▸ WHAT TO PRODUCE: Return the number of lines in which the word "ylabel" appears; add nothing else.

[Extracted data entries]
|---|

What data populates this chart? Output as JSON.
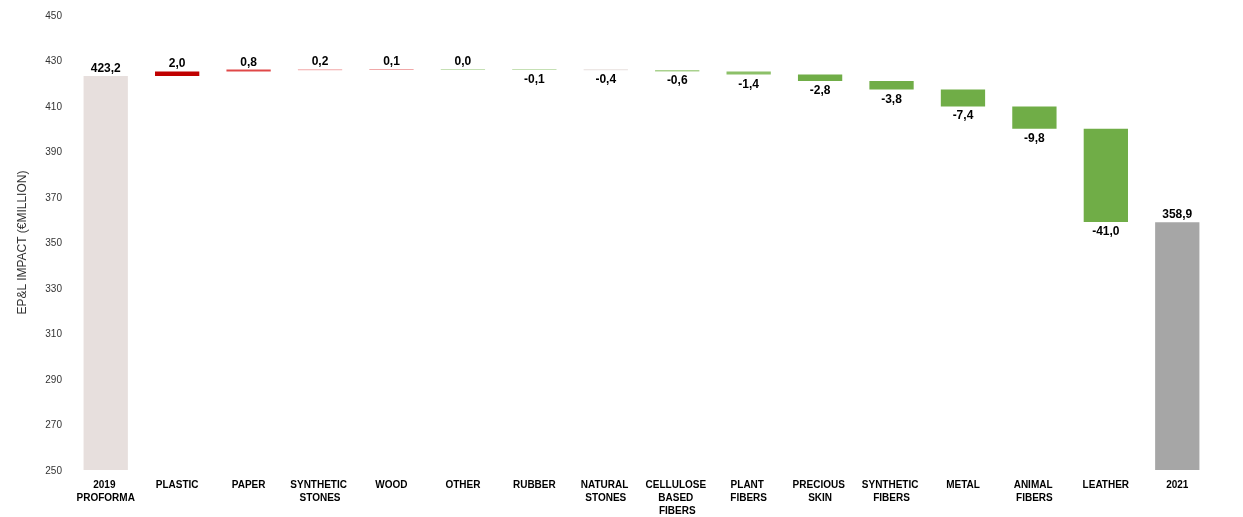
{
  "chart_data": {
    "type": "bar",
    "ylabel": "EP&L IMPACT (€MILLION)",
    "categories": [
      "2019 PROFORMA",
      "PLASTIC",
      "PAPER",
      "SYNTHETIC STONES",
      "WOOD",
      "OTHER",
      "RUBBER",
      "NATURAL STONES",
      "CELLULOSE BASED FIBERS",
      "PLANT FIBERS",
      "PRECIOUS SKIN",
      "SYNTHETIC FIBERS",
      "METAL",
      "ANIMAL FIBERS",
      "LEATHER",
      "2021"
    ],
    "values": [
      423.2,
      2.0,
      0.8,
      0.2,
      0.1,
      0.0,
      -0.1,
      -0.4,
      -0.6,
      -1.4,
      -2.8,
      -3.8,
      -7.4,
      -9.8,
      -41.0,
      358.9
    ],
    "base": [
      null,
      423.2,
      425.2,
      426.0,
      426.2,
      426.3,
      426.3,
      426.2,
      425.8,
      425.2,
      423.8,
      421.0,
      417.2,
      409.8,
      400.0,
      null
    ],
    "colors": [
      "#e7dfdd",
      "#c00000",
      "#e04848",
      "#f2a8a8",
      "#f0a8a8",
      "#c5e0b4",
      "#c5e0b4",
      "#e7dfdd",
      "#a9d18e",
      "#8cc068",
      "#70ad47",
      "#70ad47",
      "#70ad47",
      "#70ad47",
      "#70ad47",
      "#a6a6a6"
    ],
    "value_labels": [
      "423,2",
      "2,0",
      "0,8",
      "0,2",
      "0,1",
      "0,0",
      "-0,1",
      "-0,4",
      "-0,6",
      "-1,4",
      "-2,8",
      "-3,8",
      "-7,4",
      "-9,8",
      "-41,0",
      "358,9"
    ],
    "ylim": [
      250,
      450
    ],
    "yticks": [
      250,
      270,
      290,
      310,
      330,
      350,
      370,
      390,
      410,
      430,
      450
    ],
    "grid": false
  }
}
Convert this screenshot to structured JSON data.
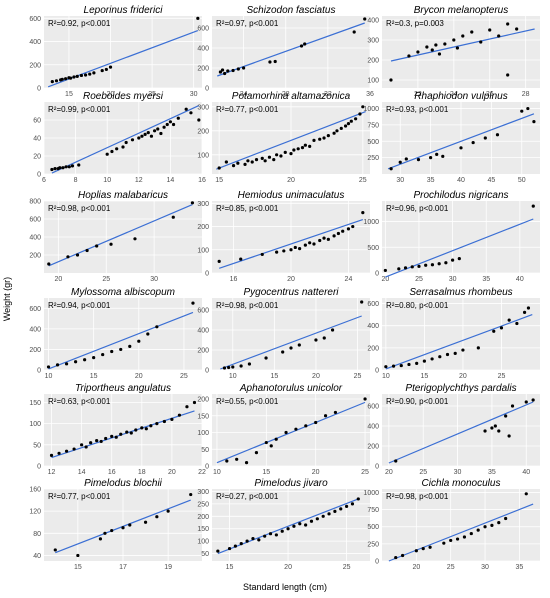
{
  "figure": {
    "xlabel": "Standard length (cm)",
    "ylabel": "Weight (gr)"
  },
  "colors": {
    "panel_bg": "#ebebeb",
    "grid": "#ffffff",
    "points": "#000000",
    "fit_line": "#3b6fd4"
  },
  "chart_data": [
    {
      "type": "scatter",
      "title": "Leporinus friderici",
      "stat": "R²=0.92, p<0.001",
      "xlim": [
        12,
        31
      ],
      "ylim": [
        0,
        620
      ],
      "xticks": [
        15,
        20,
        25,
        30
      ],
      "yticks": [
        0,
        200,
        400,
        600
      ],
      "x": [
        13,
        13.5,
        14,
        14.2,
        14.6,
        15,
        15.2,
        15.6,
        16,
        16.5,
        17,
        17.5,
        18,
        19,
        19.5,
        20,
        30.5
      ],
      "y": [
        55,
        62,
        70,
        75,
        80,
        88,
        85,
        95,
        100,
        108,
        112,
        120,
        130,
        150,
        160,
        180,
        600
      ],
      "fit": [
        [
          12.5,
          10
        ],
        [
          30.5,
          495
        ]
      ]
    },
    {
      "type": "scatter",
      "title": "Schizodon fasciatus",
      "stat": "R²=0.97, p<0.001",
      "xlim": [
        21,
        36
      ],
      "ylim": [
        0,
        720
      ],
      "xticks": [
        24,
        28,
        32,
        36
      ],
      "yticks": [
        0,
        200,
        400,
        600
      ],
      "x": [
        21.8,
        22,
        22.2,
        22.5,
        23,
        23.5,
        24,
        26.5,
        27,
        29.5,
        29.8,
        34.5,
        35.5
      ],
      "y": [
        160,
        180,
        145,
        170,
        175,
        190,
        200,
        260,
        265,
        420,
        440,
        560,
        690
      ],
      "fit": [
        [
          21.5,
          120
        ],
        [
          35.5,
          650
        ]
      ]
    },
    {
      "type": "scatter",
      "title": "Brycon melanopterus",
      "stat": "R²=0.3, p=0.003",
      "xlim": [
        20,
        28.8
      ],
      "ylim": [
        60,
        420
      ],
      "xticks": [
        22,
        24,
        26,
        28
      ],
      "yticks": [
        100,
        200,
        300,
        400
      ],
      "x": [
        20.5,
        21.5,
        22,
        22.5,
        22.8,
        23,
        23.2,
        23.5,
        24,
        24.2,
        24.5,
        25,
        25.5,
        26,
        26.5,
        27,
        27,
        27.5
      ],
      "y": [
        100,
        220,
        240,
        265,
        250,
        275,
        230,
        280,
        300,
        260,
        320,
        340,
        290,
        350,
        320,
        380,
        125,
        355
      ],
      "fit": [
        [
          20.5,
          195
        ],
        [
          28.5,
          355
        ]
      ]
    },
    {
      "type": "scatter",
      "title": "Roeboides myersi",
      "stat": "R²=0.99, p<0.001",
      "xlim": [
        6,
        16
      ],
      "ylim": [
        0,
        80
      ],
      "xticks": [
        6,
        8,
        10,
        12,
        14,
        16
      ],
      "yticks": [
        0,
        20,
        40,
        60
      ],
      "x": [
        6.5,
        6.7,
        6.9,
        7,
        7.2,
        7.4,
        7.6,
        7.8,
        8.2,
        10,
        10.3,
        10.6,
        11,
        11.2,
        11.6,
        12,
        12.2,
        12.4,
        12.6,
        12.8,
        13,
        13.2,
        13.4,
        13.6,
        13.8,
        14,
        14.2,
        14.5,
        15,
        15.3,
        15.8
      ],
      "y": [
        5,
        6,
        6,
        7,
        7,
        8,
        8,
        9,
        10,
        22,
        25,
        28,
        30,
        35,
        38,
        40,
        42,
        44,
        46,
        42,
        48,
        50,
        45,
        52,
        55,
        58,
        55,
        62,
        72,
        68,
        60
      ],
      "fit": [
        [
          6.5,
          1
        ],
        [
          15.8,
          76
        ]
      ]
    },
    {
      "type": "scatter",
      "title": "Potamorhina altamazonica",
      "stat": "R²=0.77, p<0.001",
      "xlim": [
        14.5,
        25.5
      ],
      "ylim": [
        20,
        320
      ],
      "xticks": [
        15,
        20,
        25
      ],
      "yticks": [
        100,
        200,
        300
      ],
      "x": [
        15,
        15.5,
        16,
        16.3,
        16.8,
        17,
        17.3,
        17.6,
        18,
        18.2,
        18.5,
        18.8,
        19,
        19.3,
        19.6,
        20,
        20.2,
        20.5,
        20.8,
        21,
        21.3,
        21.6,
        22,
        22.3,
        22.6,
        23,
        23.2,
        23.5,
        23.8,
        24,
        24.2,
        24.5,
        24.8,
        25
      ],
      "y": [
        45,
        70,
        55,
        65,
        60,
        75,
        70,
        80,
        85,
        75,
        90,
        80,
        100,
        95,
        110,
        105,
        120,
        125,
        130,
        140,
        135,
        160,
        165,
        170,
        180,
        190,
        200,
        210,
        220,
        230,
        240,
        250,
        270,
        300
      ],
      "fit": [
        [
          14.8,
          40
        ],
        [
          25.2,
          280
        ]
      ]
    },
    {
      "type": "scatter",
      "title": "Rhaphiodon vulpinus",
      "stat": "R²=0.93, p<0.001",
      "xlim": [
        27,
        53
      ],
      "ylim": [
        0,
        1100
      ],
      "xticks": [
        30,
        35,
        40,
        45,
        50
      ],
      "yticks": [
        250,
        500,
        750,
        1000
      ],
      "x": [
        28.5,
        30,
        31,
        33,
        35,
        36,
        37,
        40,
        42,
        44,
        46,
        50,
        51,
        52
      ],
      "y": [
        80,
        180,
        230,
        220,
        250,
        300,
        270,
        400,
        480,
        550,
        600,
        960,
        1000,
        800
      ],
      "fit": [
        [
          28,
          80
        ],
        [
          52,
          920
        ]
      ]
    },
    {
      "type": "scatter",
      "title": "Hoplias malabaricus",
      "stat": "R²=0.98, p<0.001",
      "xlim": [
        18.5,
        35
      ],
      "ylim": [
        0,
        800
      ],
      "xticks": [
        20,
        25,
        30
      ],
      "yticks": [
        200,
        400,
        600,
        800
      ],
      "x": [
        19,
        21,
        22,
        23,
        24,
        25.5,
        28,
        32,
        34
      ],
      "y": [
        100,
        180,
        200,
        250,
        300,
        320,
        380,
        620,
        780
      ],
      "fit": [
        [
          19,
          80
        ],
        [
          34,
          760
        ]
      ]
    },
    {
      "type": "scatter",
      "title": "Hemiodus unimaculatus",
      "stat": "R²=0.85, p<0.001",
      "xlim": [
        14.5,
        25.5
      ],
      "ylim": [
        0,
        310
      ],
      "xticks": [
        16,
        20,
        24
      ],
      "yticks": [
        0,
        100,
        200,
        300
      ],
      "x": [
        15,
        16.5,
        18,
        19,
        19.5,
        20,
        20.3,
        20.6,
        21,
        21.3,
        21.6,
        22,
        22.3,
        22.6,
        23,
        23.3,
        23.6,
        24,
        24.3,
        25
      ],
      "y": [
        50,
        60,
        80,
        90,
        95,
        100,
        110,
        105,
        120,
        130,
        125,
        140,
        150,
        145,
        160,
        170,
        180,
        190,
        200,
        260
      ],
      "fit": [
        [
          15,
          20
        ],
        [
          25,
          230
        ]
      ]
    },
    {
      "type": "scatter",
      "title": "Prochilodus nigricans",
      "stat": "R²=0.96, p<0.001",
      "xlim": [
        19.5,
        43
      ],
      "ylim": [
        0,
        1400
      ],
      "xticks": [
        20,
        25,
        30,
        35,
        40
      ],
      "yticks": [
        0,
        500,
        1000
      ],
      "x": [
        20,
        22,
        23,
        24,
        25,
        26,
        27,
        28,
        29,
        30,
        31,
        42
      ],
      "y": [
        50,
        80,
        100,
        120,
        130,
        150,
        160,
        180,
        200,
        250,
        280,
        1300
      ],
      "fit": [
        [
          20,
          -80
        ],
        [
          42,
          1050
        ]
      ]
    },
    {
      "type": "scatter",
      "title": "Mylossoma albiscopum",
      "stat": "R²=0.94, p<0.001",
      "xlim": [
        9.5,
        27
      ],
      "ylim": [
        0,
        700
      ],
      "xticks": [
        10,
        15,
        20,
        25
      ],
      "yticks": [
        0,
        200,
        400,
        600
      ],
      "x": [
        10,
        11,
        12,
        13,
        14,
        15,
        16,
        17,
        18,
        19,
        20,
        21,
        22,
        26
      ],
      "y": [
        30,
        50,
        60,
        80,
        100,
        120,
        150,
        180,
        200,
        230,
        280,
        350,
        420,
        650
      ],
      "fit": [
        [
          10,
          10
        ],
        [
          26,
          560
        ]
      ]
    },
    {
      "type": "scatter",
      "title": "Pygocentrus nattereri",
      "stat": "R²=0.98, p<0.001",
      "xlim": [
        7.5,
        26.5
      ],
      "ylim": [
        0,
        720
      ],
      "xticks": [
        10,
        15,
        20,
        25
      ],
      "yticks": [
        0,
        200,
        400,
        600
      ],
      "x": [
        9,
        9.5,
        10,
        11,
        12,
        14,
        16,
        17,
        18,
        20,
        21,
        22,
        25.5
      ],
      "y": [
        20,
        25,
        30,
        40,
        60,
        120,
        180,
        220,
        250,
        300,
        320,
        400,
        680
      ],
      "fit": [
        [
          8.5,
          10
        ],
        [
          25.5,
          540
        ]
      ]
    },
    {
      "type": "scatter",
      "title": "Serrasalmus rhombeus",
      "stat": "R²=0.80, p<0.001",
      "xlim": [
        9.5,
        30
      ],
      "ylim": [
        0,
        650
      ],
      "xticks": [
        10,
        15,
        20,
        25
      ],
      "yticks": [
        0,
        200,
        400,
        600
      ],
      "x": [
        10,
        11,
        12,
        13,
        14,
        15,
        16,
        17,
        18,
        19,
        20,
        22,
        24,
        25,
        26,
        27,
        28,
        28.5
      ],
      "y": [
        30,
        35,
        40,
        50,
        60,
        80,
        100,
        120,
        140,
        150,
        180,
        200,
        350,
        380,
        450,
        420,
        520,
        560
      ],
      "fit": [
        [
          10,
          10
        ],
        [
          29,
          500
        ]
      ]
    },
    {
      "type": "scatter",
      "title": "Triportheus angulatus",
      "stat": "R²=0.63, p<0.001",
      "xlim": [
        11.5,
        22
      ],
      "ylim": [
        0,
        170
      ],
      "xticks": [
        12,
        14,
        16,
        18,
        20,
        22
      ],
      "yticks": [
        0,
        50,
        100,
        150
      ],
      "x": [
        12,
        12.5,
        13,
        13.5,
        14,
        14.3,
        14.6,
        15,
        15.3,
        15.6,
        16,
        16.3,
        16.6,
        17,
        17.3,
        17.6,
        18,
        18.3,
        18.6,
        19,
        19.5,
        20,
        20.5,
        21,
        21.5
      ],
      "y": [
        25,
        30,
        35,
        40,
        50,
        45,
        55,
        60,
        58,
        65,
        70,
        68,
        75,
        80,
        78,
        85,
        90,
        88,
        95,
        100,
        105,
        110,
        120,
        140,
        150
      ],
      "fit": [
        [
          12,
          20
        ],
        [
          21.5,
          130
        ]
      ]
    },
    {
      "type": "scatter",
      "title": "Aphanotorulus unicolor",
      "stat": "R²=0.55, p<0.001",
      "xlim": [
        9.5,
        25.5
      ],
      "ylim": [
        0,
        215
      ],
      "xticks": [
        10,
        15,
        20,
        25
      ],
      "yticks": [
        0,
        50,
        100,
        150,
        200
      ],
      "x": [
        11,
        12,
        13,
        14,
        15,
        15.5,
        16,
        17,
        18,
        19,
        20,
        21,
        22,
        25
      ],
      "y": [
        15,
        20,
        10,
        40,
        70,
        60,
        80,
        100,
        110,
        120,
        130,
        150,
        160,
        200
      ],
      "fit": [
        [
          10,
          10
        ],
        [
          25,
          190
        ]
      ]
    },
    {
      "type": "scatter",
      "title": "Pterigoplychthys pardalis",
      "stat": "R²=0.90, p<0.001",
      "xlim": [
        19,
        42
      ],
      "ylim": [
        0,
        720
      ],
      "xticks": [
        20,
        25,
        30,
        35,
        40
      ],
      "yticks": [
        0,
        200,
        400,
        600
      ],
      "x": [
        21,
        34,
        35,
        35.5,
        36,
        37,
        37.5,
        38,
        40,
        41
      ],
      "y": [
        50,
        350,
        380,
        400,
        350,
        500,
        300,
        600,
        640,
        660
      ],
      "fit": [
        [
          20,
          30
        ],
        [
          41,
          640
        ]
      ]
    },
    {
      "type": "scatter",
      "title": "Pimelodus blochii",
      "stat": "R²=0.77, p<0.001",
      "xlim": [
        13.5,
        20.5
      ],
      "ylim": [
        30,
        160
      ],
      "xticks": [
        15,
        17,
        19
      ],
      "yticks": [
        40,
        80,
        120,
        160
      ],
      "x": [
        14,
        15,
        16,
        16.2,
        16.5,
        17,
        17.3,
        18,
        18.5,
        19,
        20
      ],
      "y": [
        50,
        40,
        70,
        80,
        85,
        90,
        95,
        100,
        110,
        120,
        150
      ],
      "fit": [
        [
          14,
          45
        ],
        [
          20,
          140
        ]
      ]
    },
    {
      "type": "scatter",
      "title": "Pimelodus jivaro",
      "stat": "R²=0.27, p<0.001",
      "xlim": [
        13.5,
        27
      ],
      "ylim": [
        20,
        310
      ],
      "xticks": [
        15,
        20,
        25
      ],
      "yticks": [
        50,
        100,
        150,
        200,
        250,
        300
      ],
      "x": [
        14,
        15,
        15.5,
        16,
        16.5,
        17,
        17.5,
        18,
        18.5,
        19,
        19.5,
        20,
        20.5,
        21,
        21.5,
        22,
        22.5,
        23,
        23.5,
        24,
        24.5,
        25,
        25.5,
        26
      ],
      "y": [
        60,
        70,
        80,
        90,
        100,
        110,
        105,
        120,
        130,
        125,
        140,
        150,
        160,
        170,
        165,
        180,
        190,
        200,
        210,
        220,
        230,
        240,
        250,
        270
      ],
      "fit": [
        [
          14,
          50
        ],
        [
          26,
          270
        ]
      ]
    },
    {
      "type": "scatter",
      "title": "Cichla monoculus",
      "stat": "R²=0.98, p<0.001",
      "xlim": [
        15,
        38
      ],
      "ylim": [
        0,
        1050
      ],
      "xticks": [
        20,
        25,
        30,
        35
      ],
      "yticks": [
        0,
        250,
        500,
        750,
        1000
      ],
      "x": [
        17,
        18,
        20,
        21,
        22,
        24,
        25,
        26,
        27,
        28,
        29,
        30,
        31,
        32,
        33,
        36
      ],
      "y": [
        50,
        80,
        150,
        180,
        200,
        260,
        300,
        320,
        350,
        400,
        450,
        500,
        520,
        560,
        620,
        980
      ],
      "fit": [
        [
          16,
          0
        ],
        [
          37,
          830
        ]
      ]
    }
  ]
}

|---|

▸ COMPLETE ANSWER: 2